◆ Required work
Tally the lines with the word "that" and report the number alone.

— start Given information —

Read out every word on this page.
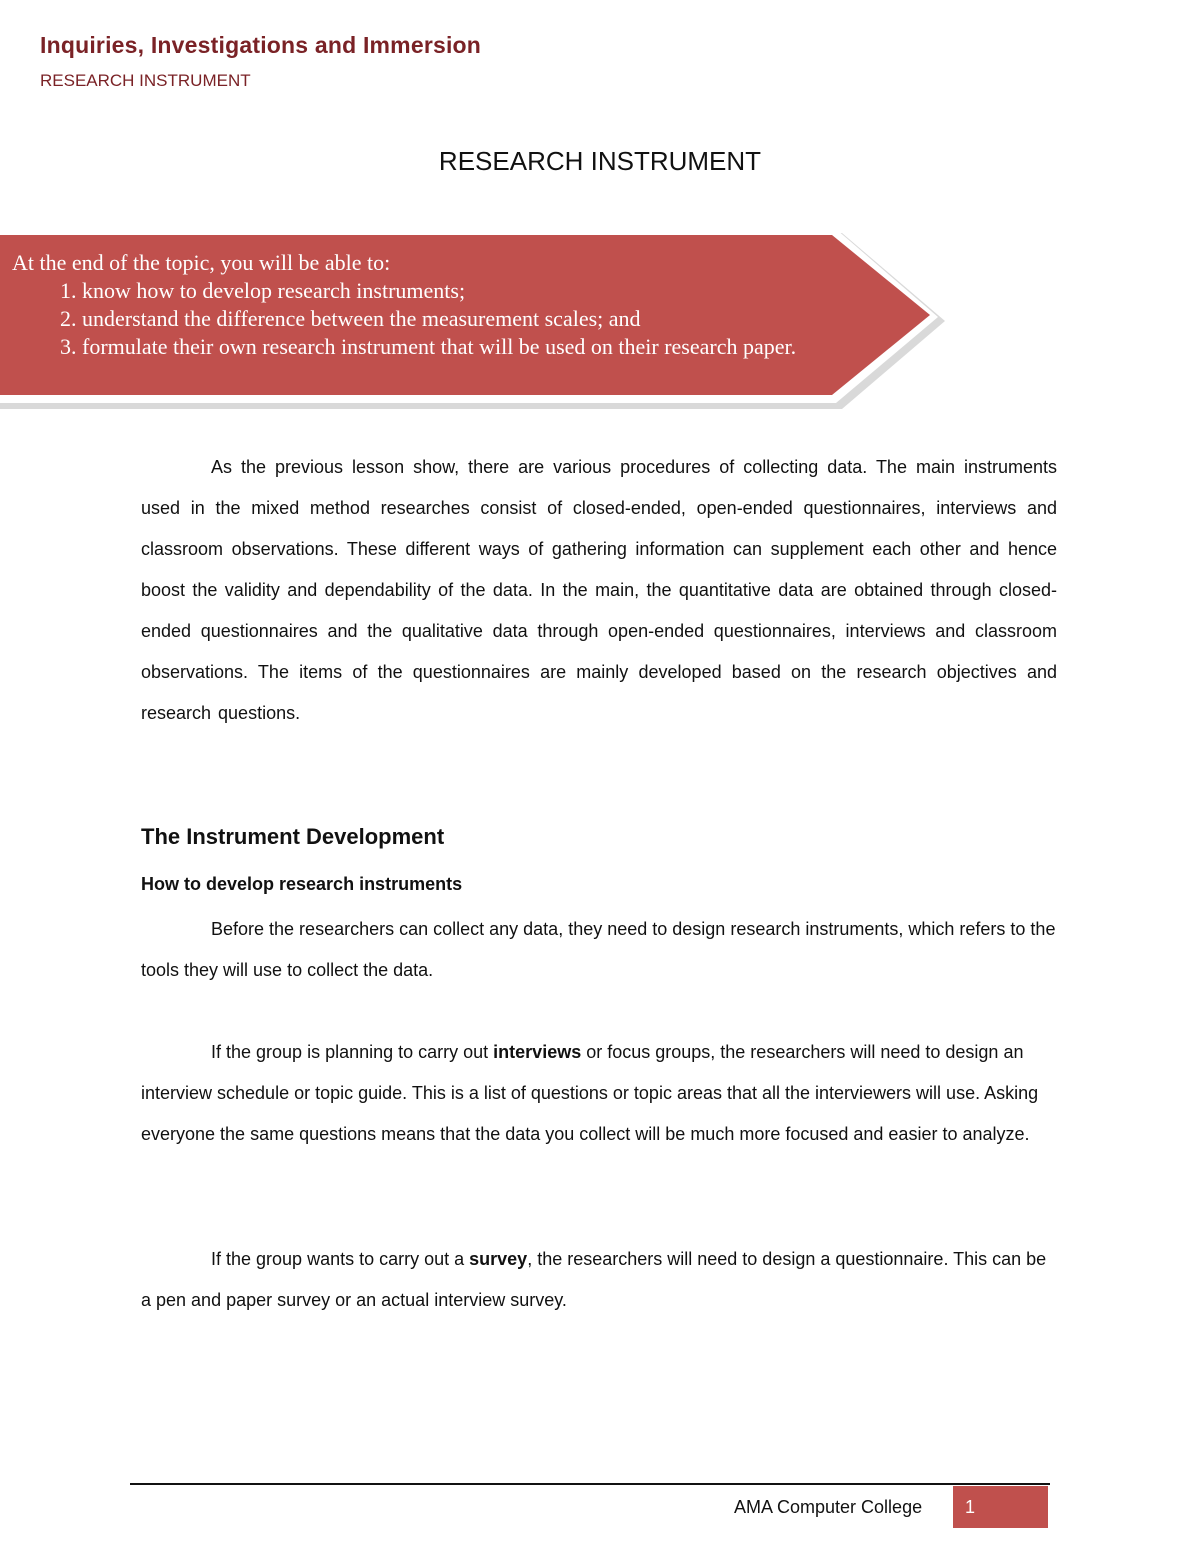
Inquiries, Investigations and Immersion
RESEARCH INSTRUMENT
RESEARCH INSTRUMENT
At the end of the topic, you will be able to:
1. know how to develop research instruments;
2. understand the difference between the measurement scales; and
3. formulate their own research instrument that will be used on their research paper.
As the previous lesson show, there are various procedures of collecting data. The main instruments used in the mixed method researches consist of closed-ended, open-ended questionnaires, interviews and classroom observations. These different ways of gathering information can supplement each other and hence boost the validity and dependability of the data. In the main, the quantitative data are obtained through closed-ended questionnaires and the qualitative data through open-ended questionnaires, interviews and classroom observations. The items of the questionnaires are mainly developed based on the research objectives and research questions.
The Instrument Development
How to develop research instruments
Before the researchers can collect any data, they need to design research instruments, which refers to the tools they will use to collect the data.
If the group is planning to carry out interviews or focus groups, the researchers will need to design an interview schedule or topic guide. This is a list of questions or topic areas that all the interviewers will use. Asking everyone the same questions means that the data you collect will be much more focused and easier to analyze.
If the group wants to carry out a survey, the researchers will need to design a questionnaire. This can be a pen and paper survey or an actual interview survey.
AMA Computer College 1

— end Given information —

◆ Response to this exercise
2